### DOCUMENT
• • •

In the Matter of the Arbitration of Controversies between NECCHI SEWING MACHINE SALES CORP. and Elna Sewing Machine Co., Inc., Petitioners, and Henry A. CARL, doing business as Southwest Sewing Machine & Supply Company, Respondent

Frederick van Pelt Bryan, District Judge.


The opinion of the court was delivered by: BRYAN

FREDERICK van PELT BRYAN, District Judge.

Petitioners, Necchi Sewing Machine Sales Corp. (Necchi) and Elna Sewing Machine Co., Inc. (Elna), move pursuant to N.Y.CPLR § 7503(a) and 9 U.S.C. § 4 for an order (1) directing respondent Southwest Sewing Machine & Supply Company (Southwest) to proceed to arbitration; and (2) staying Southwest from proceeding further in its action against Necchi and Elna now pending in the Oklahoma State courts. Apart from the Federal Arbitration Act, there is diversity jurisdiction here.

 I.

 Southwest resists arbitration on the interrelated grounds of laches and waiver, based on the following facts: On January 8, 1955, the parties entered into a Distributors Wholesale Agreement, dated January 1, 1955, designating Southwest distributor of Necchi-Elna sewing machines and related products in Oklahoma and parts of Texas. On June 14, 1956, however, Necchi notified Southwest of the termination of the Agreement, effective July 14, 1956. On August 10, 1961, some five years later, Southwest commenced an action against Necchi and Elna for breach of the distributor's agreement in the District Court of Oklahoma County. On September 11, 1961, Necchi and Elna entered a "Special Appearance and Denial of Jurisdiction," and moved to quash service of process; the motion was amended on October 25, 1961, to add the claim that to subject them to jurisdiction upon the service made would deny due process under the federal constitution. Argument was not heard until February 4, 1963, and the court requested and received additional evidence on December 17, 1963. Also on that date Necchi and Elna amended their "Special Appearance and Denial of Jurisdiction" to add the contention that they had not been engaged in business in Oklahoma during the five years preceding commencement of suit. Finally, on February 2, 1966 the District Court of Oklahoma County denied the motion to quash and directed the defendants to plead or answer the petition within twenty days.

• • •

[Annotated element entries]
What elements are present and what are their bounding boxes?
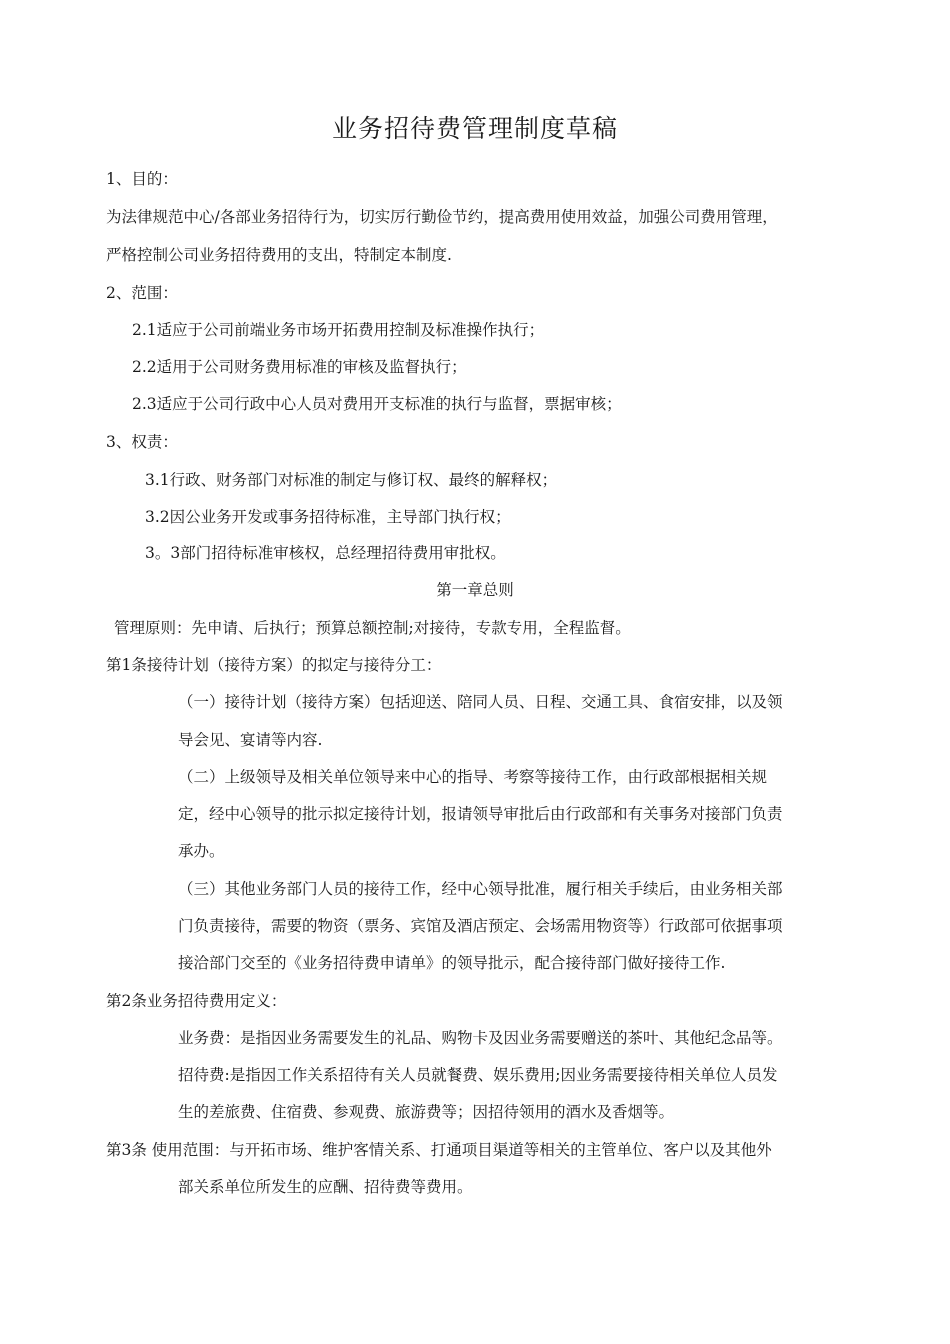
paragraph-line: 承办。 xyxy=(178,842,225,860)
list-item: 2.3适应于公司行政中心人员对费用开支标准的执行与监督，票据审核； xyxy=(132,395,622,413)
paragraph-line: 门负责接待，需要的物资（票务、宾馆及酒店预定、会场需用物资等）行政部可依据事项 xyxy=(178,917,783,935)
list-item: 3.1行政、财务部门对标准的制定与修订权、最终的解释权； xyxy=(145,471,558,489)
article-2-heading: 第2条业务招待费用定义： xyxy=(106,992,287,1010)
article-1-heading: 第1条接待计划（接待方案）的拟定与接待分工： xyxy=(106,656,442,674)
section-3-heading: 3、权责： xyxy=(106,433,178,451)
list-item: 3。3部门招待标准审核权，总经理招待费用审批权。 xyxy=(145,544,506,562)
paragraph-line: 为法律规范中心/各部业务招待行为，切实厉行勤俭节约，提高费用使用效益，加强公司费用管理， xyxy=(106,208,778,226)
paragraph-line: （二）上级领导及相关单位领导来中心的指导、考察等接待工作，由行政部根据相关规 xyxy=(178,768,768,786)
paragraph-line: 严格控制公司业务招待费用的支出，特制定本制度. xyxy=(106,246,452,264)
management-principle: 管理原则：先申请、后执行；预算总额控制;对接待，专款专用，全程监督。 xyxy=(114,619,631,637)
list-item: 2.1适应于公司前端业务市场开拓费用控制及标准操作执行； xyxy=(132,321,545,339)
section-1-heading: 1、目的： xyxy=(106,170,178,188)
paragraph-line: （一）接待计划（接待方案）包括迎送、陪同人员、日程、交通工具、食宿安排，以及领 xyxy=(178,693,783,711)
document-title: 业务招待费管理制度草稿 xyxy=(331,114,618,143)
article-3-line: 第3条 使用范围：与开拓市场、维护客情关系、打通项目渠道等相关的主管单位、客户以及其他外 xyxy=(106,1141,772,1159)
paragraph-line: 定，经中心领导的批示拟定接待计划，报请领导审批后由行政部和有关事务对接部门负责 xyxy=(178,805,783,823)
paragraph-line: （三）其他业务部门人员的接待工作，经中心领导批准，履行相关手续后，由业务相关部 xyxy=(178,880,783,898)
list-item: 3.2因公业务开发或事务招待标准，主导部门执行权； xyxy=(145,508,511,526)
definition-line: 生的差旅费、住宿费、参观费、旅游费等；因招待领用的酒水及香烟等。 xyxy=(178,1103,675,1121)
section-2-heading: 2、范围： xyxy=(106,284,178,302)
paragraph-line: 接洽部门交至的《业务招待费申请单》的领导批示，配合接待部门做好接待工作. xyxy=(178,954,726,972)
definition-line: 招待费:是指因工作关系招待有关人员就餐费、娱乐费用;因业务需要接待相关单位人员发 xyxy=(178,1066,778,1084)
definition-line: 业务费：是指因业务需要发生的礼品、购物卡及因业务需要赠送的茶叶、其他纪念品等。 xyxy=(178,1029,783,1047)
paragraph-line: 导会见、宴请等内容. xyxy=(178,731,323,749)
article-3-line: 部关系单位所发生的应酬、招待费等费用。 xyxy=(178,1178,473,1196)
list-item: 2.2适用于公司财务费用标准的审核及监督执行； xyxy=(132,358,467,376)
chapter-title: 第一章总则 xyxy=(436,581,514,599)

• • •

### TASKS FOR THIS EXERCISE
1 – Condense the court opinion's paragraph beginning "Southwest resists arbitration" into a dated list of events.
2 – Duplicate the passage of the court opinion starting with "Petitioners, Necchi Sewing" and going on through "diversity jurisdiction here.".
3 – Pick up the court opinion on the Necchi-Elna arbitration dispute where it stops, and continue it.
These records stand apart from the court opinion as separate material.

### SET OF ANSWERS
1 –
Southwest opposes arbitration on grounds of laches and waiver, based on these facts:
- January 8, 1955: The parties enter a Distributors Wholesale Agreement, dated January 1, 1955. It names Southwest distributor of Necchi-Elna sewing machines and related products in Oklahoma and parts of Texas.
- June 14, 1956: Necchi gives notice terminating the Agreement, effective July 14, 1956.
- August 10, 1961: Southwest sues Necchi and Elna for breach of the agreement in the District Court of Oklahoma County.
- September 11, 1961: Necchi and Elna file a "Special Appearance and Denial of Jurisdiction" and move to quash service of process.
- October 25, 1961: They amend the motion to claim that jurisdiction on that service would deny due process under the federal constitution.
- February 4, 1963: Argument is heard.
- December 17, 1963: The court requests and receives additional evidence. Necchi and Elna add the contention that they did no business in Oklahoma during the five years before suit.
- February 2, 1966: The court denies the motion to quash and orders the defendants to plead or answer within twenty days.

2 –
Petitioners, Necchi Sewing Machine Sales Corp. (Necchi) and Elna Sewing Machine Co., Inc. (Elna), move pursuant to N.Y.CPLR § 7503(a) and 9 U.S.C. § 4 for an order (1) directing respondent Southwest Sewing Machine & Supply Company (Southwest) to proceed to arbitration; and (2) staying Southwest from proceeding further in its action against Necchi and Elna now pending in the Oklahoma State courts. Apart from the Federal Arbitration Act, there is diversity jurisdiction here.

3 –
 On February 18, 1966, Necchi and Elna filed a motion to make more definite and certain, and also a demurrer based upon a claim of lack of jurisdiction and failure to state a cause of action. These motions were denied by the Oklahoma Court on February 24, 1966; defendants were again given twenty days to answer. This time appears to have been subsequently extended. In any event no answer has yet been interposed in the Oklahoma suit. The instant petition to compel arbitration was brought on before this court by order to show cause dated April 20, 1966.

 II.

 At the outset, it is clear that the Distributors Wholesale Agreement containing the arbitration clause with which we are concerned here is a "contract evidencing a transaction involving commerce" within the meaning of § 2 of the Federal Arbitration Act. 9 U.S.C. § 2. Since there is also diversity of citizenship here, an independent basis of federal jurisdiction, under the familiar principles of Robert Lawrence Co. v. Devonshire Fabrics, Inc., 271 F.2d 402 (2 Cir. 1959), cert. dismissed by stipulation, 364 U.S. 801, 81 S. Ct. 27, 5 L. Ed. 2d 37 (1960); see Prima Paint Corp. v. Flood & Conklin Mfg. Co., 360 F.2d 315 (2 Cir. 1966), cert. granted, 385 U.S. 897, 87 S. Ct. 202, 17 L. Ed. 2d 130 (1966), federal substantive law is controlling, at least on the issue of the enforceability of the arbitration agreement.

 The parties here, however, have stipulated that the distributors agreement shall be "construed, governed and interpreted in accordance with the laws of the State of New York." *fn1" Presumably on the issue of laches this stipulation is entitled to be given effect as a matter of federal choice-of-law under the Robert Lawrence case, for as a general proposition parties are free to select the applicable law governing rights created by an arbitration agreement. Restatement (Second), Conflict of Laws § 354h (Tent. Draft No. 6, 1961). However, since I see no meaningful difference between the New York and Federal cases governing laches as a defense to a proceeding to compel arbitration, it is immaterial whether Federal or New York law applies.

 III.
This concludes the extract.